"""
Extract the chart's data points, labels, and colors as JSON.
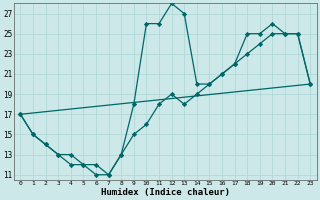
{
  "xlabel": "Humidex (Indice chaleur)",
  "xlim": [
    -0.5,
    23.5
  ],
  "ylim": [
    10.5,
    28.0
  ],
  "yticks": [
    11,
    13,
    15,
    17,
    19,
    21,
    23,
    25,
    27
  ],
  "xticks": [
    0,
    1,
    2,
    3,
    4,
    5,
    6,
    7,
    8,
    9,
    10,
    11,
    12,
    13,
    14,
    15,
    16,
    17,
    18,
    19,
    20,
    21,
    22,
    23
  ],
  "bg_color": "#cce8e8",
  "line_color": "#006666",
  "grid_color": "#b0d8d8",
  "line1_x": [
    0,
    1,
    2,
    3,
    4,
    5,
    6,
    7,
    8,
    9,
    10,
    11,
    12,
    13,
    14,
    15,
    16,
    17,
    18,
    19,
    20,
    21,
    22,
    23
  ],
  "line1_y": [
    17,
    15,
    14,
    13,
    12,
    12,
    11,
    11,
    13,
    15,
    16,
    18,
    19,
    18,
    19,
    20,
    21,
    22,
    23,
    24,
    25,
    25,
    25,
    20
  ],
  "line2_x": [
    0,
    1,
    2,
    3,
    4,
    5,
    6,
    7,
    8,
    9,
    10,
    11,
    12,
    13,
    14,
    15,
    16,
    17,
    18,
    19,
    20,
    21,
    22,
    23
  ],
  "line2_y": [
    17,
    15,
    14,
    13,
    13,
    12,
    12,
    11,
    13,
    18,
    26,
    26,
    28,
    27,
    20,
    20,
    21,
    22,
    25,
    25,
    26,
    25,
    25,
    20
  ],
  "line3_x": [
    0,
    23
  ],
  "line3_y": [
    17,
    20
  ]
}
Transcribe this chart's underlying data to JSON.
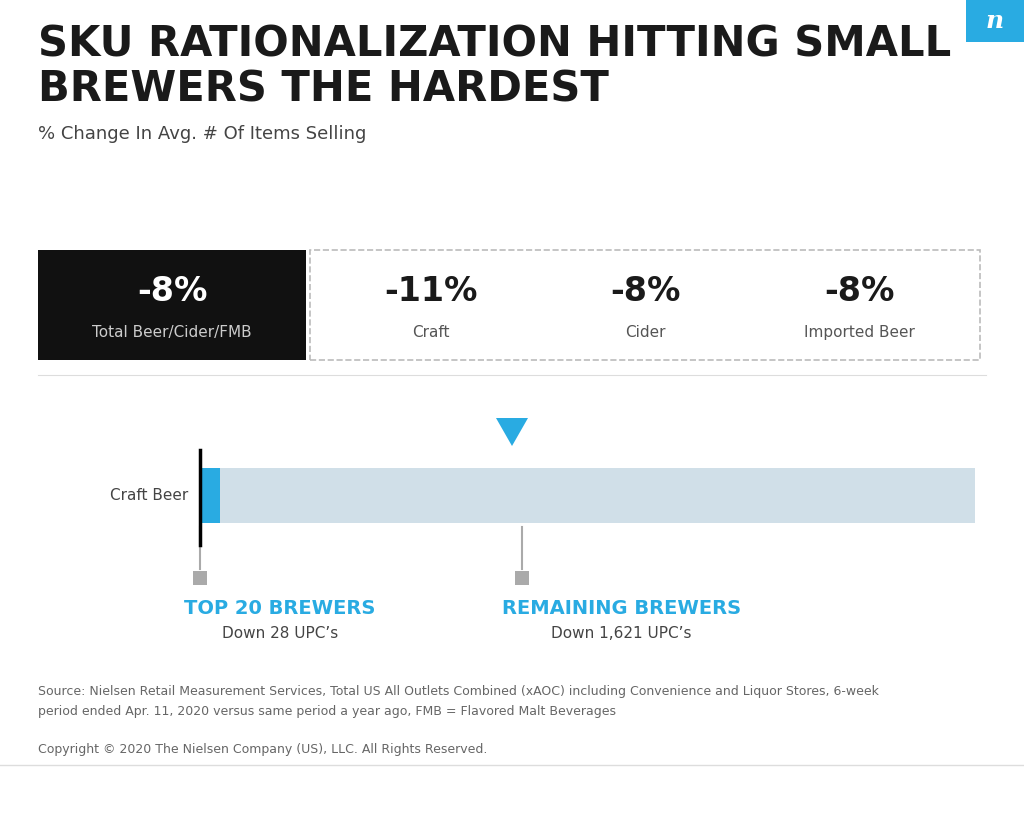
{
  "title_line1": "SKU RATIONALIZATION HITTING SMALL",
  "title_line2": "BREWERS THE HARDEST",
  "subtitle": "% Change In Avg. # Of Items Selling",
  "bg_color": "#ffffff",
  "title_color": "#1a1a1a",
  "subtitle_color": "#444444",
  "stats": [
    {
      "value": "-8%",
      "label": "Total Beer/Cider/FMB",
      "black_bg": true
    },
    {
      "value": "-11%",
      "label": "Craft",
      "black_bg": false
    },
    {
      "value": "-8%",
      "label": "Cider",
      "black_bg": false
    },
    {
      "value": "-8%",
      "label": "Imported Beer",
      "black_bg": false
    }
  ],
  "bar_bg_color": "#d0dfe8",
  "bar_blue_color": "#29abe2",
  "bar_black_color": "#111111",
  "bar_label": "Craft Beer",
  "top20_label": "TOP 20 BREWERS",
  "top20_sub": "Down 28 UPC’s",
  "remaining_label": "REMAINING BREWERS",
  "remaining_sub": "Down 1,621 UPC’s",
  "label_color": "#29abe2",
  "sub_label_color": "#444444",
  "arrow_color": "#29abe2",
  "nielsen_bg": "#29abe2",
  "nielsen_text": "n",
  "source_text": "Source: Nielsen Retail Measurement Services, Total US All Outlets Combined (xAOC) including Convenience and Liquor Stores, 6-week\nperiod ended Apr. 11, 2020 versus same period a year ago, FMB = Flavored Malt Beverages",
  "copyright_text": "Copyright © 2020 The Nielsen Company (US), LLC. All Rights Reserved.",
  "dashed_border_color": "#bbbbbb",
  "stat_value_fontsize": 24,
  "stat_label_fontsize": 11
}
"""
**What you need to do**
None of the pictures should appear; repeat the records exactly otherwise.

**Response for this exercise**
Extract the chart's data points, labels, and colors as JSON.
{
  "xlabel": "Humidex (Indice chaleur)",
  "xlim": [
    -0.5,
    23.5
  ],
  "ylim": [
    10.5,
    28.0
  ],
  "yticks": [
    11,
    13,
    15,
    17,
    19,
    21,
    23,
    25,
    27
  ],
  "xticks": [
    0,
    1,
    2,
    3,
    4,
    5,
    6,
    7,
    8,
    9,
    10,
    11,
    12,
    13,
    14,
    15,
    16,
    17,
    18,
    19,
    20,
    21,
    22,
    23
  ],
  "bg_color": "#cce8e8",
  "line_color": "#006666",
  "grid_color": "#b0d8d8",
  "line1_x": [
    0,
    1,
    2,
    3,
    4,
    5,
    6,
    7,
    8,
    9,
    10,
    11,
    12,
    13,
    14,
    15,
    16,
    17,
    18,
    19,
    20,
    21,
    22,
    23
  ],
  "line1_y": [
    17,
    15,
    14,
    13,
    12,
    12,
    11,
    11,
    13,
    15,
    16,
    18,
    19,
    18,
    19,
    20,
    21,
    22,
    23,
    24,
    25,
    25,
    25,
    20
  ],
  "line2_x": [
    0,
    1,
    2,
    3,
    4,
    5,
    6,
    7,
    8,
    9,
    10,
    11,
    12,
    13,
    14,
    15,
    16,
    17,
    18,
    19,
    20,
    21,
    22,
    23
  ],
  "line2_y": [
    17,
    15,
    14,
    13,
    13,
    12,
    12,
    11,
    13,
    18,
    26,
    26,
    28,
    27,
    20,
    20,
    21,
    22,
    25,
    25,
    26,
    25,
    25,
    20
  ],
  "line3_x": [
    0,
    23
  ],
  "line3_y": [
    17,
    20
  ]
}
Transcribe this chart's underlying data to JSON.
{
  "title_line1": "SKU RATIONALIZATION HITTING SMALL",
  "title_line2": "BREWERS THE HARDEST",
  "subtitle": "% Change In Avg. # Of Items Selling",
  "bg_color": "#ffffff",
  "title_color": "#1a1a1a",
  "subtitle_color": "#444444",
  "stats": [
    {
      "value": "-8%",
      "label": "Total Beer/Cider/FMB",
      "black_bg": true
    },
    {
      "value": "-11%",
      "label": "Craft",
      "black_bg": false
    },
    {
      "value": "-8%",
      "label": "Cider",
      "black_bg": false
    },
    {
      "value": "-8%",
      "label": "Imported Beer",
      "black_bg": false
    }
  ],
  "bar_bg_color": "#d0dfe8",
  "bar_blue_color": "#29abe2",
  "bar_black_color": "#111111",
  "bar_label": "Craft Beer",
  "top20_label": "TOP 20 BREWERS",
  "top20_sub": "Down 28 UPC’s",
  "remaining_label": "REMAINING BREWERS",
  "remaining_sub": "Down 1,621 UPC’s",
  "label_color": "#29abe2",
  "sub_label_color": "#444444",
  "arrow_color": "#29abe2",
  "nielsen_bg": "#29abe2",
  "nielsen_text": "n",
  "source_text": "Source: Nielsen Retail Measurement Services, Total US All Outlets Combined (xAOC) including Convenience and Liquor Stores, 6-week\nperiod ended Apr. 11, 2020 versus same period a year ago, FMB = Flavored Malt Beverages",
  "copyright_text": "Copyright © 2020 The Nielsen Company (US), LLC. All Rights Reserved.",
  "dashed_border_color": "#bbbbbb",
  "stat_value_fontsize": 24,
  "stat_label_fontsize": 11
}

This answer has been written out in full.